[Part of a data file]
▬▬▬

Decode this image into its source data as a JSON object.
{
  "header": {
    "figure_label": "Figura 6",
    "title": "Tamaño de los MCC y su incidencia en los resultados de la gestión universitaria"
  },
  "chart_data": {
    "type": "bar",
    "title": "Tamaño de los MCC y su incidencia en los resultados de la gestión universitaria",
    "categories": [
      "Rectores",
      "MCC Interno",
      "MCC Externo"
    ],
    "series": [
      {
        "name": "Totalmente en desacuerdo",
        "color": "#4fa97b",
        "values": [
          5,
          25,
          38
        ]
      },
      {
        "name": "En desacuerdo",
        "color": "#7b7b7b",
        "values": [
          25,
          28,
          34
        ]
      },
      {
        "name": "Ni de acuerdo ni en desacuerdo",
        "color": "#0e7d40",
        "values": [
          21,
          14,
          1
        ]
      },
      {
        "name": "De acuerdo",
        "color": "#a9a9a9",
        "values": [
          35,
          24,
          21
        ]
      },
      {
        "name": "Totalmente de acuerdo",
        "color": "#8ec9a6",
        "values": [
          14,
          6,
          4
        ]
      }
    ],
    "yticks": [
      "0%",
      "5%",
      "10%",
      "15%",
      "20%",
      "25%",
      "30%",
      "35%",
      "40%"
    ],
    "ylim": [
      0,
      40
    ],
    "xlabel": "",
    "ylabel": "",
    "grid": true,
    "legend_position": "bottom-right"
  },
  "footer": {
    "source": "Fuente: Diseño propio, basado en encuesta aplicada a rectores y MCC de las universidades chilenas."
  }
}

▬▬▬

• **Given task**:
Which lines above hold the word "name"? Copy each of them.

• **Task solution**:
        "name": "Totalmente en desacuerdo",
        "name": "En desacuerdo",
        "name": "Ni de acuerdo ni en desacuerdo",
        "name": "De acuerdo",
        "name": "Totalmente de acuerdo",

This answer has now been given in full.